:: TASK TO CARRY OUT ::
Each entry has to be copied exactly, with nothing missed.

## BEGIN

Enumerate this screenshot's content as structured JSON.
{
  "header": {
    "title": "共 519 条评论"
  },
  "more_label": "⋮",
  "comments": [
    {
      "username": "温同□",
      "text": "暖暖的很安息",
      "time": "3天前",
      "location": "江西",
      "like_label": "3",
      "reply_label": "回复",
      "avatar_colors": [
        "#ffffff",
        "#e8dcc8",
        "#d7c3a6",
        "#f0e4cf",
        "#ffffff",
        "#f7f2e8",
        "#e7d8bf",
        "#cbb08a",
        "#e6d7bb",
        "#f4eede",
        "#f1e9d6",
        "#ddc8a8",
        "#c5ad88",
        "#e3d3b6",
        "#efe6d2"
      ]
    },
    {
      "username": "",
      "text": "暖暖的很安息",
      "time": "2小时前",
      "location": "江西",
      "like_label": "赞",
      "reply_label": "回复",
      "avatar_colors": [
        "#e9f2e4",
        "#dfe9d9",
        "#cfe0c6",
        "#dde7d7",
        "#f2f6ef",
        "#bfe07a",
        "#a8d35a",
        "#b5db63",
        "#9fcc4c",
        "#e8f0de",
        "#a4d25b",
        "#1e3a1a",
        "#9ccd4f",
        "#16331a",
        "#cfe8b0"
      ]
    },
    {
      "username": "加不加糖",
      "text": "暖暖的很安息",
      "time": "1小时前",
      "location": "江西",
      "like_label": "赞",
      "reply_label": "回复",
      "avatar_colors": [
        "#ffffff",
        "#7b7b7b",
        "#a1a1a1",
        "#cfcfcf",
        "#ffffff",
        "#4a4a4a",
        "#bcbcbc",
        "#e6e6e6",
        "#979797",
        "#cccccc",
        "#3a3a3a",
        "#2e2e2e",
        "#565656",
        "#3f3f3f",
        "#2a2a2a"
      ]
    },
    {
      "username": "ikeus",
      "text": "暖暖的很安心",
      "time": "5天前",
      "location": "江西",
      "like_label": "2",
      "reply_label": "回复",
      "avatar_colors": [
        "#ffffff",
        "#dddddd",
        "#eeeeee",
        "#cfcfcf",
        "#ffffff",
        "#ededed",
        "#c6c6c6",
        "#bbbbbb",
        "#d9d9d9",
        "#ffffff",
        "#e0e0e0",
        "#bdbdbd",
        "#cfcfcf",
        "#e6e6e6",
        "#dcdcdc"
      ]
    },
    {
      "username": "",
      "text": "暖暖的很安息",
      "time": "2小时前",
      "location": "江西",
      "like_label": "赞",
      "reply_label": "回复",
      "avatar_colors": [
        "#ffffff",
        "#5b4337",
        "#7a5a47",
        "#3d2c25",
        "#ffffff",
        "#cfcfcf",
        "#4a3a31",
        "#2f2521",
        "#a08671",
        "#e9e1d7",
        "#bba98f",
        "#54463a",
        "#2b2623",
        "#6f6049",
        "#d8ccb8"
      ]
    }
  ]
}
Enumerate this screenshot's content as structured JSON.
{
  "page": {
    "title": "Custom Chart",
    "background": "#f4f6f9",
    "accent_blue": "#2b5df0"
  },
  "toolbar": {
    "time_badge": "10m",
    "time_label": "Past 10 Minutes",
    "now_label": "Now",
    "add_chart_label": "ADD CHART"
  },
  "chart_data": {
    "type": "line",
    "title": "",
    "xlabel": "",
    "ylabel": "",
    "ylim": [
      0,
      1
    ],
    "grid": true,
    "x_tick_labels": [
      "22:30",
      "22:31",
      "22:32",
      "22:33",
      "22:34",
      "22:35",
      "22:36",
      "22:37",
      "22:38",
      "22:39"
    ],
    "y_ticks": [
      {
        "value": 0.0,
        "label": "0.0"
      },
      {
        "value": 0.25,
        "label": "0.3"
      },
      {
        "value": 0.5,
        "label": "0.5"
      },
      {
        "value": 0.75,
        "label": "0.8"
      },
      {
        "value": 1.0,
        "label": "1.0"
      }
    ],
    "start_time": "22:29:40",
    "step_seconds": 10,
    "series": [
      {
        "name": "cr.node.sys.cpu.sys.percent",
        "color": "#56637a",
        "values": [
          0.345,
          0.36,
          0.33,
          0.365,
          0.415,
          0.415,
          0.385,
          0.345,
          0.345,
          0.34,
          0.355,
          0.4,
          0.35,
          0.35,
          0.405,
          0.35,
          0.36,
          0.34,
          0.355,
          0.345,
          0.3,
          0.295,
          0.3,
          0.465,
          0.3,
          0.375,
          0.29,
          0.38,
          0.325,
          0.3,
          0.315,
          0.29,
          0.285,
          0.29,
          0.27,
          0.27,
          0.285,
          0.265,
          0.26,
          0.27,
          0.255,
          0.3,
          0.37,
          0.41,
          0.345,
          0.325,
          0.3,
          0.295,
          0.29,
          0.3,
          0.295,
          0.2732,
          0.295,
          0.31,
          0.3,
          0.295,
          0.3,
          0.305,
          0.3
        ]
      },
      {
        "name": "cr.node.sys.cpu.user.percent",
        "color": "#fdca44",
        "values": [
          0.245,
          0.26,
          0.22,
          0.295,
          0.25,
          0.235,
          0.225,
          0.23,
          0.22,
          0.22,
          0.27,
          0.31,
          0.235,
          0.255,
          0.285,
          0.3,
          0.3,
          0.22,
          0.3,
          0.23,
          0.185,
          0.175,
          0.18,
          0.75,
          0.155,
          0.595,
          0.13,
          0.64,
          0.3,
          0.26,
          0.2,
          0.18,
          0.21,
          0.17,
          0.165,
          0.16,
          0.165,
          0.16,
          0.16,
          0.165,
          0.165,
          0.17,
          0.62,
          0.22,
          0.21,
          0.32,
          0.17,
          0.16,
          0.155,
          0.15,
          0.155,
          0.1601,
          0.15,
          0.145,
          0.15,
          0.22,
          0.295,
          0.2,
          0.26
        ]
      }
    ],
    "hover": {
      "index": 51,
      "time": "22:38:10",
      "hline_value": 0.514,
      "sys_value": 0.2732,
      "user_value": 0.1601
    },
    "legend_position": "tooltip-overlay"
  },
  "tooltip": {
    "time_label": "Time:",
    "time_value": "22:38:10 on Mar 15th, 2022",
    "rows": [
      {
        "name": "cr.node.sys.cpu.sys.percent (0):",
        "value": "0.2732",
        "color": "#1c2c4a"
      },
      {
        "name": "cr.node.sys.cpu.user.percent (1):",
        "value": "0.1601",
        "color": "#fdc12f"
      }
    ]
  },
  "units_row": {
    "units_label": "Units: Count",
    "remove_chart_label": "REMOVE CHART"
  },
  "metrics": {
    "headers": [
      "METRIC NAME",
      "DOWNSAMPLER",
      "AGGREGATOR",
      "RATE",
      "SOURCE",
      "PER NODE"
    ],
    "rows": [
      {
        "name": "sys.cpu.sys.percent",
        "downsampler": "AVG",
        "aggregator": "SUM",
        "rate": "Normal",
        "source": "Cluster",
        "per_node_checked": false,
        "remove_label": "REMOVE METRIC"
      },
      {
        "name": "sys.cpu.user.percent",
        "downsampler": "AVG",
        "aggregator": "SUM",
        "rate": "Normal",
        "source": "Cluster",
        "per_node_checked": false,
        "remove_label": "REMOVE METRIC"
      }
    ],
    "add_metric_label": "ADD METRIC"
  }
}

## END

:: EXPECTED ANSWER ::
Enumerate this screenshot's content as structured JSON.
{
  "header": {
    "title": "共 519 条评论"
  },
  "more_label": "⋮",
  "comments": [
    {
      "username": "温同□",
      "text": "暖暖的很安息",
      "time": "3天前",
      "location": "江西",
      "like_label": "3",
      "reply_label": "回复",
      "avatar_colors": [
        "#ffffff",
        "#e8dcc8",
        "#d7c3a6",
        "#f0e4cf",
        "#ffffff",
        "#f7f2e8",
        "#e7d8bf",
        "#cbb08a",
        "#e6d7bb",
        "#f4eede",
        "#f1e9d6",
        "#ddc8a8",
        "#c5ad88",
        "#e3d3b6",
        "#efe6d2"
      ]
    },
    {
      "username": "",
      "text": "暖暖的很安息",
      "time": "2小时前",
      "location": "江西",
      "like_label": "赞",
      "reply_label": "回复",
      "avatar_colors": [
        "#e9f2e4",
        "#dfe9d9",
        "#cfe0c6",
        "#dde7d7",
        "#f2f6ef",
        "#bfe07a",
        "#a8d35a",
        "#b5db63",
        "#9fcc4c",
        "#e8f0de",
        "#a4d25b",
        "#1e3a1a",
        "#9ccd4f",
        "#16331a",
        "#cfe8b0"
      ]
    },
    {
      "username": "加不加糖",
      "text": "暖暖的很安息",
      "time": "1小时前",
      "location": "江西",
      "like_label": "赞",
      "reply_label": "回复",
      "avatar_colors": [
        "#ffffff",
        "#7b7b7b",
        "#a1a1a1",
        "#cfcfcf",
        "#ffffff",
        "#4a4a4a",
        "#bcbcbc",
        "#e6e6e6",
        "#979797",
        "#cccccc",
        "#3a3a3a",
        "#2e2e2e",
        "#565656",
        "#3f3f3f",
        "#2a2a2a"
      ]
    },
    {
      "username": "ikeus",
      "text": "暖暖的很安心",
      "time": "5天前",
      "location": "江西",
      "like_label": "2",
      "reply_label": "回复",
      "avatar_colors": [
        "#ffffff",
        "#dddddd",
        "#eeeeee",
        "#cfcfcf",
        "#ffffff",
        "#ededed",
        "#c6c6c6",
        "#bbbbbb",
        "#d9d9d9",
        "#ffffff",
        "#e0e0e0",
        "#bdbdbd",
        "#cfcfcf",
        "#e6e6e6",
        "#dcdcdc"
      ]
    },
    {
      "username": "",
      "text": "暖暖的很安息",
      "time": "2小时前",
      "location": "江西",
      "like_label": "赞",
      "reply_label": "回复",
      "avatar_colors": [
        "#ffffff",
        "#5b4337",
        "#7a5a47",
        "#3d2c25",
        "#ffffff",
        "#cfcfcf",
        "#4a3a31",
        "#2f2521",
        "#a08671",
        "#e9e1d7",
        "#bba98f",
        "#54463a",
        "#2b2623",
        "#6f6049",
        "#d8ccb8"
      ]
    }
  ]
}
Enumerate this screenshot's content as structured JSON.
{
  "page": {
    "title": "Custom Chart",
    "background": "#f4f6f9",
    "accent_blue": "#2b5df0"
  },
  "toolbar": {
    "time_badge": "10m",
    "time_label": "Past 10 Minutes",
    "now_label": "Now",
    "add_chart_label": "ADD CHART"
  },
  "chart_data": {
    "type": "line",
    "title": "",
    "xlabel": "",
    "ylabel": "",
    "ylim": [
      0,
      1
    ],
    "grid": true,
    "x_tick_labels": [
      "22:30",
      "22:31",
      "22:32",
      "22:33",
      "22:34",
      "22:35",
      "22:36",
      "22:37",
      "22:38",
      "22:39"
    ],
    "y_ticks": [
      {
        "value": 0.0,
        "label": "0.0"
      },
      {
        "value": 0.25,
        "label": "0.3"
      },
      {
        "value": 0.5,
        "label": "0.5"
      },
      {
        "value": 0.75,
        "label": "0.8"
      },
      {
        "value": 1.0,
        "label": "1.0"
      }
    ],
    "start_time": "22:29:40",
    "step_seconds": 10,
    "series": [
      {
        "name": "cr.node.sys.cpu.sys.percent",
        "color": "#56637a",
        "values": [
          0.345,
          0.36,
          0.33,
          0.365,
          0.415,
          0.415,
          0.385,
          0.345,
          0.345,
          0.34,
          0.355,
          0.4,
          0.35,
          0.35,
          0.405,
          0.35,
          0.36,
          0.34,
          0.355,
          0.345,
          0.3,
          0.295,
          0.3,
          0.465,
          0.3,
          0.375,
          0.29,
          0.38,
          0.325,
          0.3,
          0.315,
          0.29,
          0.285,
          0.29,
          0.27,
          0.27,
          0.285,
          0.265,
          0.26,
          0.27,
          0.255,
          0.3,
          0.37,
          0.41,
          0.345,
          0.325,
          0.3,
          0.295,
          0.29,
          0.3,
          0.295,
          0.2732,
          0.295,
          0.31,
          0.3,
          0.295,
          0.3,
          0.305,
          0.3
        ]
      },
      {
        "name": "cr.node.sys.cpu.user.percent",
        "color": "#fdca44",
        "values": [
          0.245,
          0.26,
          0.22,
          0.295,
          0.25,
          0.235,
          0.225,
          0.23,
          0.22,
          0.22,
          0.27,
          0.31,
          0.235,
          0.255,
          0.285,
          0.3,
          0.3,
          0.22,
          0.3,
          0.23,
          0.185,
          0.175,
          0.18,
          0.75,
          0.155,
          0.595,
          0.13,
          0.64,
          0.3,
          0.26,
          0.2,
          0.18,
          0.21,
          0.17,
          0.165,
          0.16,
          0.165,
          0.16,
          0.16,
          0.165,
          0.165,
          0.17,
          0.62,
          0.22,
          0.21,
          0.32,
          0.17,
          0.16,
          0.155,
          0.15,
          0.155,
          0.1601,
          0.15,
          0.145,
          0.15,
          0.22,
          0.295,
          0.2,
          0.26
        ]
      }
    ],
    "hover": {
      "index": 51,
      "time": "22:38:10",
      "hline_value": 0.514,
      "sys_value": 0.2732,
      "user_value": 0.1601
    },
    "legend_position": "tooltip-overlay"
  },
  "tooltip": {
    "time_label": "Time:",
    "time_value": "22:38:10 on Mar 15th, 2022",
    "rows": [
      {
        "name": "cr.node.sys.cpu.sys.percent (0):",
        "value": "0.2732",
        "color": "#1c2c4a"
      },
      {
        "name": "cr.node.sys.cpu.user.percent (1):",
        "value": "0.1601",
        "color": "#fdc12f"
      }
    ]
  },
  "units_row": {
    "units_label": "Units: Count",
    "remove_chart_label": "REMOVE CHART"
  },
  "metrics": {
    "headers": [
      "METRIC NAME",
      "DOWNSAMPLER",
      "AGGREGATOR",
      "RATE",
      "SOURCE",
      "PER NODE"
    ],
    "rows": [
      {
        "name": "sys.cpu.sys.percent",
        "downsampler": "AVG",
        "aggregator": "SUM",
        "rate": "Normal",
        "source": "Cluster",
        "per_node_checked": false,
        "remove_label": "REMOVE METRIC"
      },
      {
        "name": "sys.cpu.user.percent",
        "downsampler": "AVG",
        "aggregator": "SUM",
        "rate": "Normal",
        "source": "Cluster",
        "per_node_checked": false,
        "remove_label": "REMOVE METRIC"
      }
    ],
    "add_metric_label": "ADD METRIC"
  }
}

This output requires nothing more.